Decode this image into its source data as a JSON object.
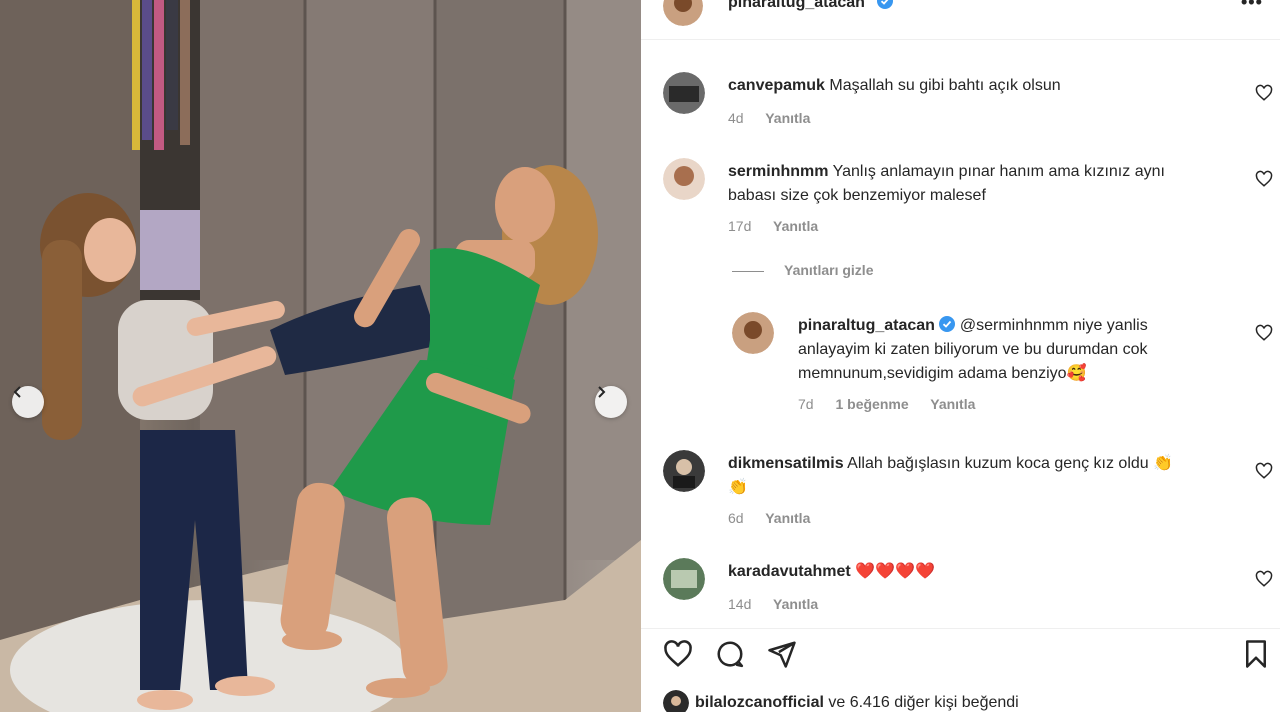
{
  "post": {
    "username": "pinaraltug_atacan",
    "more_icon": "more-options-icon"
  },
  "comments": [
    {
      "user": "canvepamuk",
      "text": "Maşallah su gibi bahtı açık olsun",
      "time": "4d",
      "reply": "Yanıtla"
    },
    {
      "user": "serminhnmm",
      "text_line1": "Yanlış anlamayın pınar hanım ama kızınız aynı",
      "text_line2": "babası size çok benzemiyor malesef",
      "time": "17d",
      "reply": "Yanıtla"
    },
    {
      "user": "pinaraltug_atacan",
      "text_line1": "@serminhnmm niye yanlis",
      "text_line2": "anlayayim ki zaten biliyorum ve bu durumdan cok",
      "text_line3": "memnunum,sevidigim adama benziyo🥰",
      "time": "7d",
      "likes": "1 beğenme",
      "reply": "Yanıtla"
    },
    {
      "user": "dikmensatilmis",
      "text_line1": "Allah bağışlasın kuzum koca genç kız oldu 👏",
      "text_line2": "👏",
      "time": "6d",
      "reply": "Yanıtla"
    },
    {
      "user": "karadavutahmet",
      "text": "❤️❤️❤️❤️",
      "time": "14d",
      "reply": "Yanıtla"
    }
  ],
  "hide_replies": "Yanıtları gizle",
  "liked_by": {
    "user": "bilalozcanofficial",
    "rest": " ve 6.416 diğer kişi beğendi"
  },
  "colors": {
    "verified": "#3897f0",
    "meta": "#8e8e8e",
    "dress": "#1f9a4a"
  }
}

* * *

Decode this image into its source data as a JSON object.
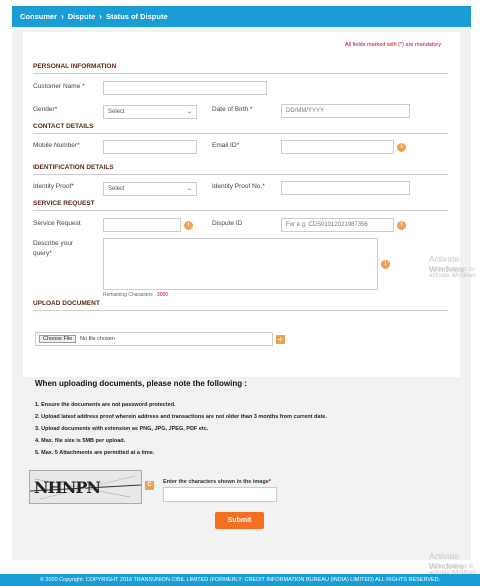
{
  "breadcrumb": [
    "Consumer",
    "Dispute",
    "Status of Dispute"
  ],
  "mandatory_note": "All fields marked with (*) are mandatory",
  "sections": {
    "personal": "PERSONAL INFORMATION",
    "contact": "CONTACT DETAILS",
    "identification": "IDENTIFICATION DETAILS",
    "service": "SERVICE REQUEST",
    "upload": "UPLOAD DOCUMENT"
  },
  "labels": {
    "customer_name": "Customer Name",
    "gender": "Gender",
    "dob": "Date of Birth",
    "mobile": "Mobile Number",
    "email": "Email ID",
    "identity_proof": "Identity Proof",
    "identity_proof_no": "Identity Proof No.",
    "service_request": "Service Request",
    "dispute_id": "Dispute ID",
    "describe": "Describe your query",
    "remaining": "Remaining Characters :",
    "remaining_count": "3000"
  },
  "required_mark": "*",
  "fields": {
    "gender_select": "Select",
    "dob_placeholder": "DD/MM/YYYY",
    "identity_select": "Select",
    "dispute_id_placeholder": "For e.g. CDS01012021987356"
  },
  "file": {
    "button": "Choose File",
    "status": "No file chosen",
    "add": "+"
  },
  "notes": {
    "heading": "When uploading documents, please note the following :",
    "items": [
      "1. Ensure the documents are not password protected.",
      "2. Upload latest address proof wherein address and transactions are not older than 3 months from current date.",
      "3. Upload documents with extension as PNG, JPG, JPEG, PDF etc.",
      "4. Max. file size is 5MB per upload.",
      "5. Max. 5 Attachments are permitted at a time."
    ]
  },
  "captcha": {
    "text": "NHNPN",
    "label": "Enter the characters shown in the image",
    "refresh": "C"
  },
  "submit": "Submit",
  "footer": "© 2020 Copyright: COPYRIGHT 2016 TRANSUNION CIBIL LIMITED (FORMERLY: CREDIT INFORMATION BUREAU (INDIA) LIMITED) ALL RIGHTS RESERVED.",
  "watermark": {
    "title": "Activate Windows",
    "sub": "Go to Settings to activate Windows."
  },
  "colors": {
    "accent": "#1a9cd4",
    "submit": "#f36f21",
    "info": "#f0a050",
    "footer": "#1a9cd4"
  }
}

**Objective**: Copy out every line of the material above that mentions the word "time".

**Solution**:
      "time": "4d",
      "time": "17d",
      "time": "7d",
      "time": "6d",
      "time": "14d",
      "5. Max. 5 Attachments are permitted at a time."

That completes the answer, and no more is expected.